SHORT PROBLEM
Locate each line below that includes "было" and reproduce it.

RECORDED INFORMATION
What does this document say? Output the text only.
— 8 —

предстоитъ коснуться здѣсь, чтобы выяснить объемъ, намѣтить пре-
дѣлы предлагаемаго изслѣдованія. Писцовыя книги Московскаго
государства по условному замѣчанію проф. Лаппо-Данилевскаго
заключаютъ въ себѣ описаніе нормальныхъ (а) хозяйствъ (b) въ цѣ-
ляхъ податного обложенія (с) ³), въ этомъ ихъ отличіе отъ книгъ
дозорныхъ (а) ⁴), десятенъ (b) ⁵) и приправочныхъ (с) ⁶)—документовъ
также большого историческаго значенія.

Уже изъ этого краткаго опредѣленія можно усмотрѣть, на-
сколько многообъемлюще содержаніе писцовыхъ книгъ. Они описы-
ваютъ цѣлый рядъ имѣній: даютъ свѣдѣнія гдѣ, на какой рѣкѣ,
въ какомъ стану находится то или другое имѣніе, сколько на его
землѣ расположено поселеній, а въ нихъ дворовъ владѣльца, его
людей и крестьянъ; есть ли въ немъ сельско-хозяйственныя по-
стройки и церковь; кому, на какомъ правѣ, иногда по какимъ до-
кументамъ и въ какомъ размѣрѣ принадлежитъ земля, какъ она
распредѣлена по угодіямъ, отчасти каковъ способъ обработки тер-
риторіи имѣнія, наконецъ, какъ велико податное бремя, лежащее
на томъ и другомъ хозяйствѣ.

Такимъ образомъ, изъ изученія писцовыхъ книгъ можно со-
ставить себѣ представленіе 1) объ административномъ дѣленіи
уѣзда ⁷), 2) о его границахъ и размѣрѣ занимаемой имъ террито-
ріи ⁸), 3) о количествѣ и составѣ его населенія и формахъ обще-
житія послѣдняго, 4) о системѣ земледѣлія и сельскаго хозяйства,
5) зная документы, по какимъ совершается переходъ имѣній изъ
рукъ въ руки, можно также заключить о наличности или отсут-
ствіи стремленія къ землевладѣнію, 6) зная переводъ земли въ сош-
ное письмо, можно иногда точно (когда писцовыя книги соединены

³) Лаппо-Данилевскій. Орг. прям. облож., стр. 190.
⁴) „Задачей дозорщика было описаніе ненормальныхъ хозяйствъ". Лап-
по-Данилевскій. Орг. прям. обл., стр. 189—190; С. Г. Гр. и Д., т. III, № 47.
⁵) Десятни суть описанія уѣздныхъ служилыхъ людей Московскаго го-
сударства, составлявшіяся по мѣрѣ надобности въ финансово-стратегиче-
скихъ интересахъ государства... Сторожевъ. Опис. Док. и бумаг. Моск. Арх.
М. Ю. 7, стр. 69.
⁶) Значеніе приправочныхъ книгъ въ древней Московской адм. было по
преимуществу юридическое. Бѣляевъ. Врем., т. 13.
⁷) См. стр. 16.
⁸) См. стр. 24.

RESULT OF THE EXERCISE
⁴) „Задачей дозорщика было описаніе ненормальныхъ хозяйствъ". Лап-
⁶) Значеніе приправочныхъ книгъ въ древней Московской адм. было по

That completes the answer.